### Exercise requirements
Determine how many lines of the entries contain "borrowing". Reply with that number alone.
── Records
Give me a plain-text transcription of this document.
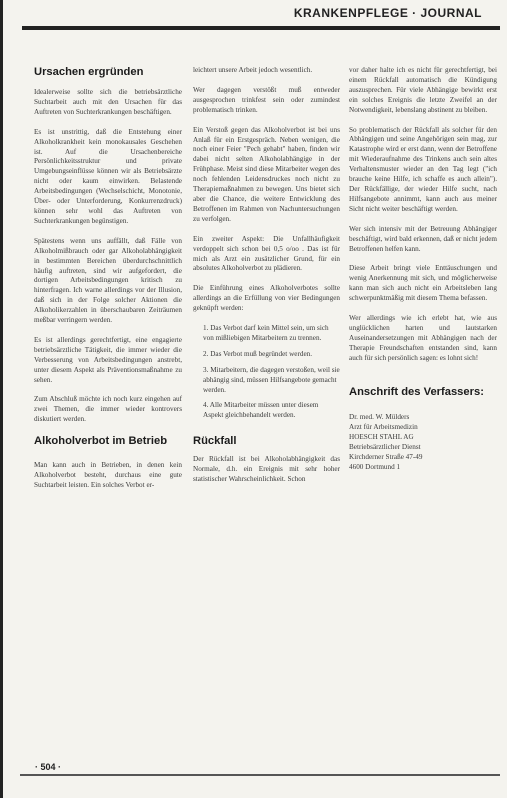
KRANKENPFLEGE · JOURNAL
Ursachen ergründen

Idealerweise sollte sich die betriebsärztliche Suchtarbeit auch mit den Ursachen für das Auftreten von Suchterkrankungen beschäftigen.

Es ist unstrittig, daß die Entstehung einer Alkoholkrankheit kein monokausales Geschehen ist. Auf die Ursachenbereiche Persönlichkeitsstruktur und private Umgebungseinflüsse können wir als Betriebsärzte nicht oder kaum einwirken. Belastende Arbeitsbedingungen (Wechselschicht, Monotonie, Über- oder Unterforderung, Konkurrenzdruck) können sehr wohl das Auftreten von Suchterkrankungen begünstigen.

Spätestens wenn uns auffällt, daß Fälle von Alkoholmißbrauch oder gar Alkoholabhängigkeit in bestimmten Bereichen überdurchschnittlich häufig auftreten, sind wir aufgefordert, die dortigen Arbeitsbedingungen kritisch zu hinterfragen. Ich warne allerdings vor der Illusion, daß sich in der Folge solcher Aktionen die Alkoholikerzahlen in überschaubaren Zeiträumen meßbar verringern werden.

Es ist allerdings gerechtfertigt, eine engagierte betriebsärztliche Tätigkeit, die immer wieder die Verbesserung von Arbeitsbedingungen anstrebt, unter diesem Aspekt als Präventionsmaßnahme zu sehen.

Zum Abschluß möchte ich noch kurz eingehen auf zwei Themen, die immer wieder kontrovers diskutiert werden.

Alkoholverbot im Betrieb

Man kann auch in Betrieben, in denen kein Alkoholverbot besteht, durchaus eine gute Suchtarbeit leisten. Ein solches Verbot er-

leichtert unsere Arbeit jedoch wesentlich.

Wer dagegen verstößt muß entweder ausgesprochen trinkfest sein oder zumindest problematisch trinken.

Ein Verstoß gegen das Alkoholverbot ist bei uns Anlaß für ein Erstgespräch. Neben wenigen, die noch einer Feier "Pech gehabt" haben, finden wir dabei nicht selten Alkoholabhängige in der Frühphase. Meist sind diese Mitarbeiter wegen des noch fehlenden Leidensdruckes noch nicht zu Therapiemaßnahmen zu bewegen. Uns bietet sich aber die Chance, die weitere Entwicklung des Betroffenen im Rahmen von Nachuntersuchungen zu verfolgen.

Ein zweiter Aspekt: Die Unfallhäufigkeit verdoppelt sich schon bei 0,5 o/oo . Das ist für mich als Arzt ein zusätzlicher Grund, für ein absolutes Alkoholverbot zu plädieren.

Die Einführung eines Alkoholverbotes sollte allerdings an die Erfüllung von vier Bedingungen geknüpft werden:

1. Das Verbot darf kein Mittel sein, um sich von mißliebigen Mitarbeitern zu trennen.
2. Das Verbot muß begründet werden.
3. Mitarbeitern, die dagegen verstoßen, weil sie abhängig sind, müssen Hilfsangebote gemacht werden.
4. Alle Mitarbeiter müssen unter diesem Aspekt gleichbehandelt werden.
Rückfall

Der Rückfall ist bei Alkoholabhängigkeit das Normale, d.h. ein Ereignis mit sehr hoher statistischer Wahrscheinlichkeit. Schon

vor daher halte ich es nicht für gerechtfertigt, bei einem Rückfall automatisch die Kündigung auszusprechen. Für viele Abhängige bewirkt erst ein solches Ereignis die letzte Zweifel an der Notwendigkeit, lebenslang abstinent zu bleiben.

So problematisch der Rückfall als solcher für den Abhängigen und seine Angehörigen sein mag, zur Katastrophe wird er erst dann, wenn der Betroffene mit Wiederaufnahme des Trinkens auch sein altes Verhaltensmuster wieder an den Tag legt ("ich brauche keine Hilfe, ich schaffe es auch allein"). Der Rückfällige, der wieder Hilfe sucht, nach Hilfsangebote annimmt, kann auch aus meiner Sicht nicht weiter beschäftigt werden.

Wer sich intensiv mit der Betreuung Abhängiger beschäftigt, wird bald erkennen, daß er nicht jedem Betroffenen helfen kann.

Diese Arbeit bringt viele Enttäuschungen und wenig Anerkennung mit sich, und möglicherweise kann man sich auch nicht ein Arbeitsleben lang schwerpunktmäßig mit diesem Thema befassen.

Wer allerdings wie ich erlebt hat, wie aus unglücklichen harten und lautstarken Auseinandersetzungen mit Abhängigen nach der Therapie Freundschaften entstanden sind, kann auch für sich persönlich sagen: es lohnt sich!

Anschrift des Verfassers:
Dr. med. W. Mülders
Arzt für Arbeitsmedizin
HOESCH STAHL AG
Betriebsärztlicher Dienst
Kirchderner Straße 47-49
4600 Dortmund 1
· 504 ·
────
── Records
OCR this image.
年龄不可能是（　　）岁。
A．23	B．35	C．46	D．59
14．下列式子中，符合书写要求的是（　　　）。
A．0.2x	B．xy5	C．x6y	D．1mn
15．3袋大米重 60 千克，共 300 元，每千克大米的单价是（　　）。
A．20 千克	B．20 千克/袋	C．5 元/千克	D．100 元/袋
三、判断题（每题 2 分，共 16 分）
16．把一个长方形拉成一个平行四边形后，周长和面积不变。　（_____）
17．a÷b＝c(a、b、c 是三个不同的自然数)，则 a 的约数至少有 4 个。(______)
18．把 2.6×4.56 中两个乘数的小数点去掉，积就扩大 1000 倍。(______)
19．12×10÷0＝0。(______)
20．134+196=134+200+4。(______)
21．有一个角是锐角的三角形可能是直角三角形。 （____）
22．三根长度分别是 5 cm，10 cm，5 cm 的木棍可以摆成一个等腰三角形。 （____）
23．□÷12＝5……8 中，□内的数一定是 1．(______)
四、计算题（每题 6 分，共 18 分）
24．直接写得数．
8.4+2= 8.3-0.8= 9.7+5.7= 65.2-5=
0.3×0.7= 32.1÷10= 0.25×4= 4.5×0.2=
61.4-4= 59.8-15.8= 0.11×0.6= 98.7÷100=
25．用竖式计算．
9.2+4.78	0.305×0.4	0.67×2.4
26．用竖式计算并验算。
────
── Records
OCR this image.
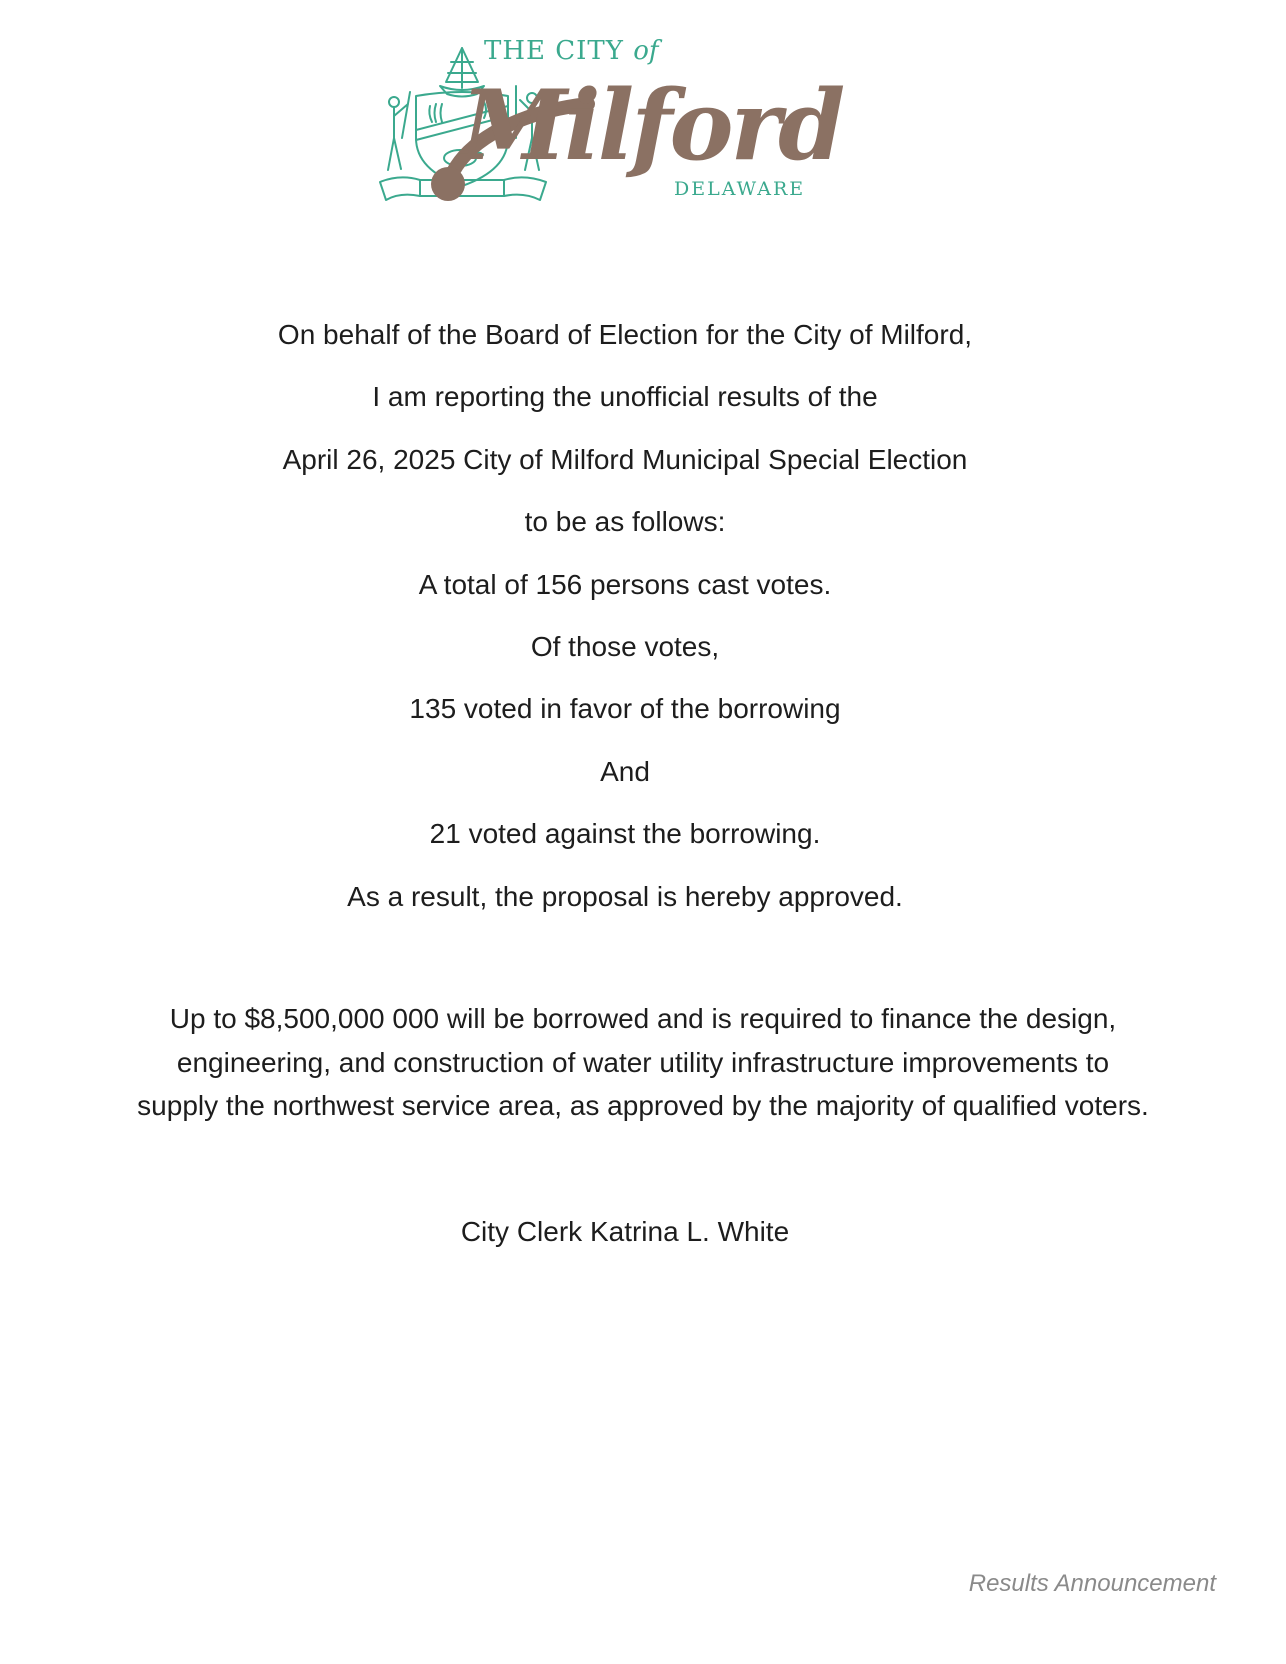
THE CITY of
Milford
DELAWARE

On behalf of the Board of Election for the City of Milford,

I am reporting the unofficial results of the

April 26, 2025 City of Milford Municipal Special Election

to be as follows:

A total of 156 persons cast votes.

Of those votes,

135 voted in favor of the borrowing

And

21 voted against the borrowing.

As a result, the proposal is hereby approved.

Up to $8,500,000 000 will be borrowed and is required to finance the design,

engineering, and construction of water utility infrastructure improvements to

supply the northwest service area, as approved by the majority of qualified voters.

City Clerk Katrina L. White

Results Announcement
────
### Exercise solution
2